Figure record listings
* START *
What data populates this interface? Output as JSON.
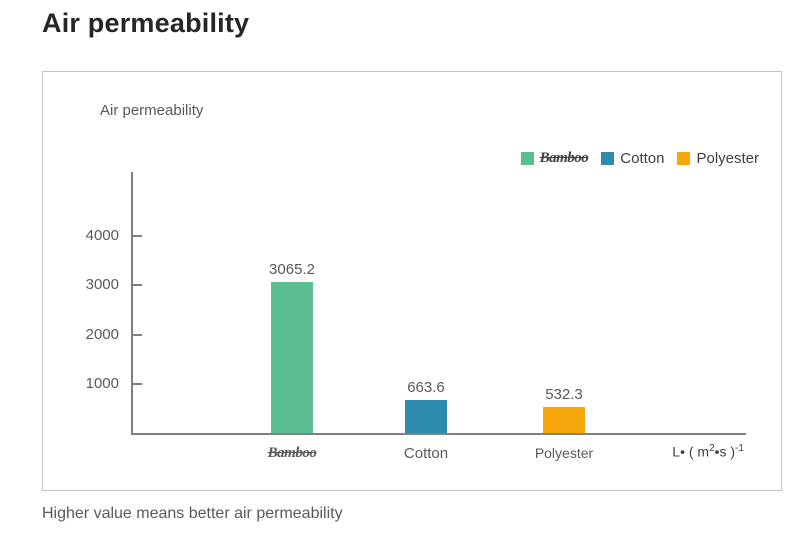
{
  "page": {
    "title": "Air permeability",
    "caption": "Higher value means better air permeability"
  },
  "chart_data": {
    "type": "bar",
    "title": "Air permeability",
    "categories": [
      "Bamboo",
      "Cotton",
      "Polyester"
    ],
    "values": [
      3065.2,
      663.6,
      532.3
    ],
    "value_labels": [
      "3065.2",
      "663.6",
      "532.3"
    ],
    "colors": [
      "#5bbd92",
      "#2e8bad",
      "#f5a70b"
    ],
    "yticks": [
      1000,
      2000,
      3000,
      4000
    ],
    "ylim": [
      0,
      5300
    ],
    "grid": false,
    "legend": [
      "Bamboo",
      "Cotton",
      "Polyester"
    ],
    "legend_position": "top-right",
    "unit_label": "L•(m²•s)⁻¹",
    "unit_parts": {
      "pre": "L• ( m",
      "sup_a": "2",
      "mid": "•s )",
      "sup_b": "-1"
    },
    "axis_color": "#808080"
  }
}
* END *
- What to work on:
Strip the images and reproduce the remaining records precisely.

- Response for this exercise:
What data populates this interface? Output as JSON.
{
  "page": {
    "title": "Air permeability",
    "caption": "Higher value means better air permeability"
  },
  "chart_data": {
    "type": "bar",
    "title": "Air permeability",
    "categories": [
      "Bamboo",
      "Cotton",
      "Polyester"
    ],
    "values": [
      3065.2,
      663.6,
      532.3
    ],
    "value_labels": [
      "3065.2",
      "663.6",
      "532.3"
    ],
    "colors": [
      "#5bbd92",
      "#2e8bad",
      "#f5a70b"
    ],
    "yticks": [
      1000,
      2000,
      3000,
      4000
    ],
    "ylim": [
      0,
      5300
    ],
    "grid": false,
    "legend": [
      "Bamboo",
      "Cotton",
      "Polyester"
    ],
    "legend_position": "top-right",
    "unit_label": "L•(m²•s)⁻¹",
    "unit_parts": {
      "pre": "L• ( m",
      "sup_a": "2",
      "mid": "•s )",
      "sup_b": "-1"
    },
    "axis_color": "#808080"
  }
}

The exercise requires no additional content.